### Given problem:
Repeat every line of the listing below exactly, minus the pictures.

### Material for this exercise:
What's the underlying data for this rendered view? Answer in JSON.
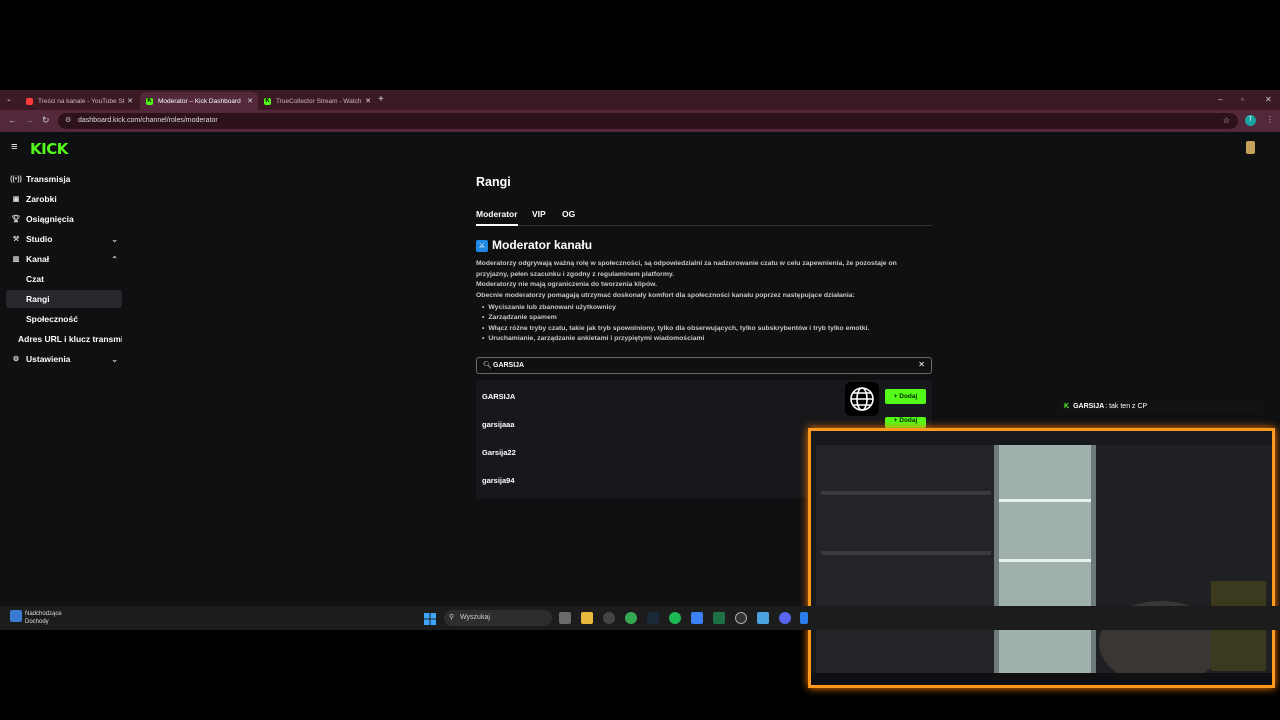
{
  "browser": {
    "tabs": [
      {
        "label": "Treści na kanale - YouTube Studio",
        "active": false,
        "favicon_color": "#ff3b3b"
      },
      {
        "label": "Moderator – Kick Dashboard",
        "active": true,
        "favicon_color": "#53fc18"
      },
      {
        "label": "TrueCollector Stream - Watch Live",
        "active": false,
        "favicon_color": "#53fc18"
      }
    ],
    "url": "dashboard.kick.com/channel/roles/moderator",
    "profile_initial": "T"
  },
  "app": {
    "logo": "KICK",
    "sidebar": {
      "items": [
        {
          "label": "Transmisja",
          "icon": "broadcast-icon"
        },
        {
          "label": "Zarobki",
          "icon": "earnings-icon"
        },
        {
          "label": "Osiągnięcia",
          "icon": "trophy-icon"
        },
        {
          "label": "Studio",
          "icon": "studio-icon"
        },
        {
          "label": "Kanał",
          "icon": "channel-icon"
        }
      ],
      "sub_items": [
        "Czat",
        "Rangi",
        "Społeczność"
      ],
      "extra_items": [
        "Adres URL i klucz transmisji",
        "Ustawienia"
      ]
    },
    "page_title": "Rangi",
    "role_tabs": [
      "Moderator",
      "VIP",
      "OG"
    ],
    "section_title": "Moderator kanału",
    "description": [
      "Moderatorzy odgrywają ważną rolę w społeczności, są odpowiedzialni za nadzorowanie czatu w celu zapewnienia, że pozostaje on",
      "przyjazny, pełen szacunku i zgodny z regulaminem platformy.",
      "Moderatorzy nie mają ograniczenia do tworzenia klipów.",
      "Obecnie moderatorzy pomagają utrzymać doskonały komfort dla społeczności kanału poprzez następujące działania:"
    ],
    "bullets": [
      "Wyciszanie lub zbanowani użytkownicy",
      "Zarządzanie spamem",
      "Włącz różne tryby czatu, takie jak tryb spowolniony, tylko dla obserwujących, tylko subskrybentów i tryb tylko emotki.",
      "Uruchamianie, zarządzanie ankietami i przypiętymi wiadomościami"
    ],
    "search_value": "GARSIJA",
    "results": [
      "GARSIJA",
      "garsijaaa",
      "Garsija22",
      "garsija94"
    ],
    "add_label": "+ Dodaj"
  },
  "overlay": {
    "chat_user": "GARSIJA",
    "chat_text": ": tak ten z CP"
  },
  "taskbar": {
    "weather_line1": "Nadchodzące",
    "weather_line2": "Dochody",
    "search_placeholder": "Wyszukaj"
  }
}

### Written solution:
What's the underlying data for this rendered view? Answer in JSON.
{
  "browser": {
    "tabs": [
      {
        "label": "Treści na kanale - YouTube Studio",
        "active": false,
        "favicon_color": "#ff3b3b"
      },
      {
        "label": "Moderator – Kick Dashboard",
        "active": true,
        "favicon_color": "#53fc18"
      },
      {
        "label": "TrueCollector Stream - Watch Live",
        "active": false,
        "favicon_color": "#53fc18"
      }
    ],
    "url": "dashboard.kick.com/channel/roles/moderator",
    "profile_initial": "T"
  },
  "app": {
    "logo": "KICK",
    "sidebar": {
      "items": [
        {
          "label": "Transmisja",
          "icon": "broadcast-icon"
        },
        {
          "label": "Zarobki",
          "icon": "earnings-icon"
        },
        {
          "label": "Osiągnięcia",
          "icon": "trophy-icon"
        },
        {
          "label": "Studio",
          "icon": "studio-icon"
        },
        {
          "label": "Kanał",
          "icon": "channel-icon"
        }
      ],
      "sub_items": [
        "Czat",
        "Rangi",
        "Społeczność"
      ],
      "extra_items": [
        "Adres URL i klucz transmisji",
        "Ustawienia"
      ]
    },
    "page_title": "Rangi",
    "role_tabs": [
      "Moderator",
      "VIP",
      "OG"
    ],
    "section_title": "Moderator kanału",
    "description": [
      "Moderatorzy odgrywają ważną rolę w społeczności, są odpowiedzialni za nadzorowanie czatu w celu zapewnienia, że pozostaje on",
      "przyjazny, pełen szacunku i zgodny z regulaminem platformy.",
      "Moderatorzy nie mają ograniczenia do tworzenia klipów.",
      "Obecnie moderatorzy pomagają utrzymać doskonały komfort dla społeczności kanału poprzez następujące działania:"
    ],
    "bullets": [
      "Wyciszanie lub zbanowani użytkownicy",
      "Zarządzanie spamem",
      "Włącz różne tryby czatu, takie jak tryb spowolniony, tylko dla obserwujących, tylko subskrybentów i tryb tylko emotki.",
      "Uruchamianie, zarządzanie ankietami i przypiętymi wiadomościami"
    ],
    "search_value": "GARSIJA",
    "results": [
      "GARSIJA",
      "garsijaaa",
      "Garsija22",
      "garsija94"
    ],
    "add_label": "+ Dodaj"
  },
  "overlay": {
    "chat_user": "GARSIJA",
    "chat_text": ": tak ten z CP"
  },
  "taskbar": {
    "weather_line1": "Nadchodzące",
    "weather_line2": "Dochody",
    "search_placeholder": "Wyszukaj"
  }
}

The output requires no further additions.